• [Listed records]:
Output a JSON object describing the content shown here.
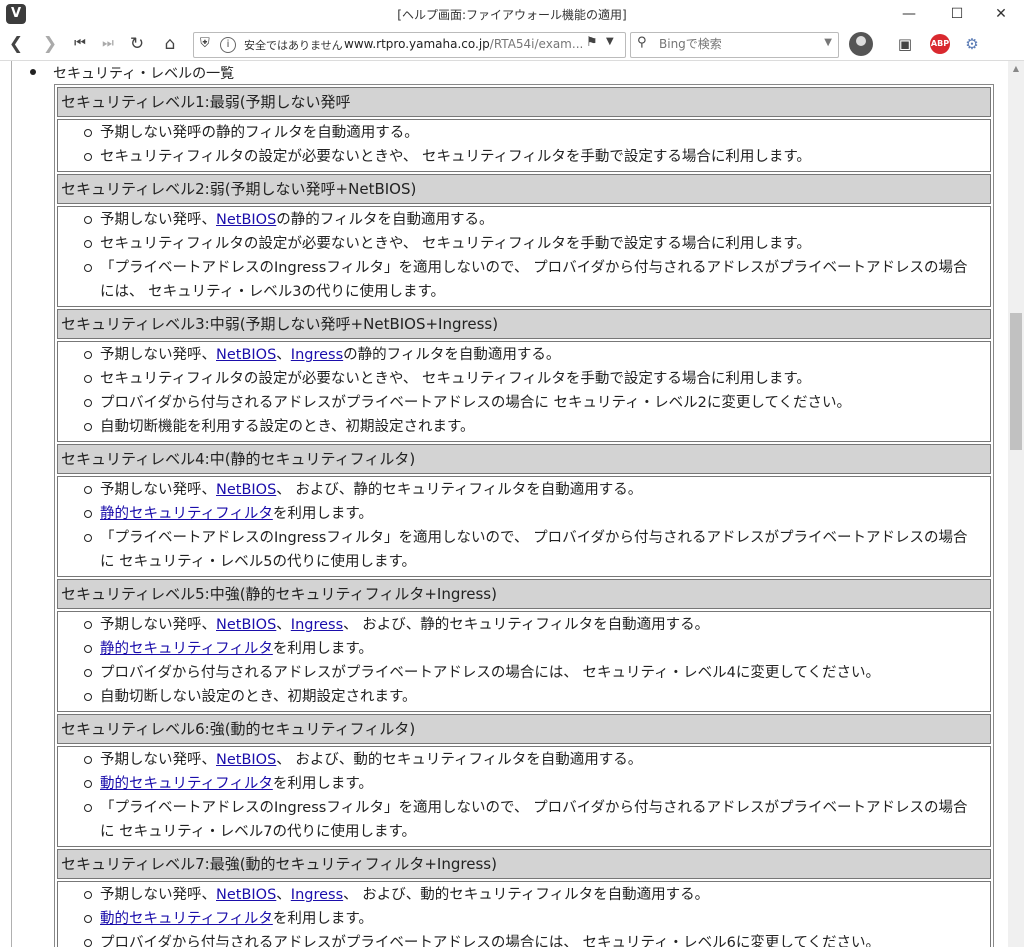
{
  "window": {
    "title": "[ヘルプ画面:ファイアウォール機能の適用]",
    "app_icon": "V"
  },
  "toolbar": {
    "insecure_label": "安全ではありません",
    "url_host": "www.rtpro.yamaha.co.jp",
    "url_path": "/RTA54i/exam...",
    "search_placeholder": "Bingで検索",
    "abp_label": "ABP"
  },
  "page": {
    "heading": "セキュリティ・レベルの一覧",
    "levels": [
      {
        "title": "セキュリティレベル1:最弱(予期しない発呼",
        "items": [
          [
            {
              "t": "予期しない発呼の静的フィルタを自動適用する。"
            }
          ],
          [
            {
              "t": "セキュリティフィルタの設定が必要ないときや、 セキュリティフィルタを手動で設定する場合に利用します。"
            }
          ]
        ]
      },
      {
        "title": "セキュリティレベル2:弱(予期しない発呼+NetBIOS)",
        "items": [
          [
            {
              "t": "予期しない発呼、"
            },
            {
              "t": "NetBIOS",
              "link": true
            },
            {
              "t": "の静的フィルタを自動適用する。"
            }
          ],
          [
            {
              "t": "セキュリティフィルタの設定が必要ないときや、 セキュリティフィルタを手動で設定する場合に利用します。"
            }
          ],
          [
            {
              "t": "「プライベートアドレスのIngressフィルタ」を適用しないので、 プロバイダから付与されるアドレスがプライベートアドレスの場合には、 セキュリティ・レベル3の代りに使用します。"
            }
          ]
        ]
      },
      {
        "title": "セキュリティレベル3:中弱(予期しない発呼+NetBIOS+Ingress)",
        "items": [
          [
            {
              "t": "予期しない発呼、"
            },
            {
              "t": "NetBIOS",
              "link": true
            },
            {
              "t": "、"
            },
            {
              "t": "Ingress",
              "link": true
            },
            {
              "t": "の静的フィルタを自動適用する。"
            }
          ],
          [
            {
              "t": "セキュリティフィルタの設定が必要ないときや、 セキュリティフィルタを手動で設定する場合に利用します。"
            }
          ],
          [
            {
              "t": "プロバイダから付与されるアドレスがプライベートアドレスの場合に セキュリティ・レベル2に変更してください。"
            }
          ],
          [
            {
              "t": "自動切断機能を利用する設定のとき、初期設定されます。"
            }
          ]
        ]
      },
      {
        "title": "セキュリティレベル4:中(静的セキュリティフィルタ)",
        "items": [
          [
            {
              "t": "予期しない発呼、"
            },
            {
              "t": "NetBIOS",
              "link": true
            },
            {
              "t": "、 および、静的セキュリティフィルタを自動適用する。"
            }
          ],
          [
            {
              "t": "静的セキュリティフィルタ",
              "link": true
            },
            {
              "t": "を利用します。"
            }
          ],
          [
            {
              "t": "「プライベートアドレスのIngressフィルタ」を適用しないので、 プロバイダから付与されるアドレスがプライベートアドレスの場合に セキュリティ・レベル5の代りに使用します。"
            }
          ]
        ]
      },
      {
        "title": "セキュリティレベル5:中強(静的セキュリティフィルタ+Ingress)",
        "items": [
          [
            {
              "t": "予期しない発呼、"
            },
            {
              "t": "NetBIOS",
              "link": true
            },
            {
              "t": "、"
            },
            {
              "t": "Ingress",
              "link": true
            },
            {
              "t": "、 および、静的セキュリティフィルタを自動適用する。"
            }
          ],
          [
            {
              "t": "静的セキュリティフィルタ",
              "link": true
            },
            {
              "t": "を利用します。"
            }
          ],
          [
            {
              "t": "プロバイダから付与されるアドレスがプライベートアドレスの場合には、 セキュリティ・レベル4に変更してください。"
            }
          ],
          [
            {
              "t": "自動切断しない設定のとき、初期設定されます。"
            }
          ]
        ]
      },
      {
        "title": "セキュリティレベル6:強(動的セキュリティフィルタ)",
        "items": [
          [
            {
              "t": "予期しない発呼、"
            },
            {
              "t": "NetBIOS",
              "link": true
            },
            {
              "t": "、 および、動的セキュリティフィルタを自動適用する。"
            }
          ],
          [
            {
              "t": "動的セキュリティフィルタ",
              "link": true
            },
            {
              "t": "を利用します。"
            }
          ],
          [
            {
              "t": "「プライベートアドレスのIngressフィルタ」を適用しないので、 プロバイダから付与されるアドレスがプライベートアドレスの場合に セキュリティ・レベル7の代りに使用します。"
            }
          ]
        ]
      },
      {
        "title": "セキュリティレベル7:最強(動的セキュリティフィルタ+Ingress)",
        "items": [
          [
            {
              "t": "予期しない発呼、"
            },
            {
              "t": "NetBIOS",
              "link": true
            },
            {
              "t": "、"
            },
            {
              "t": "Ingress",
              "link": true
            },
            {
              "t": "、 および、動的セキュリティフィルタを自動適用する。"
            }
          ],
          [
            {
              "t": "動的セキュリティフィルタ",
              "link": true
            },
            {
              "t": "を利用します。"
            }
          ],
          [
            {
              "t": "プロバイダから付与されるアドレスがプライベートアドレスの場合には、 セキュリティ・レベル6に変更してください。"
            }
          ]
        ]
      }
    ]
  }
}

• [Short task]: Your task is to gather all lines from the entries above that hold the word "初期設定されます".

• [Problem solution]:
              "t": "自動切断機能を利用する設定のとき、初期設定されます。"
              "t": "自動切断しない設定のとき、初期設定されます。"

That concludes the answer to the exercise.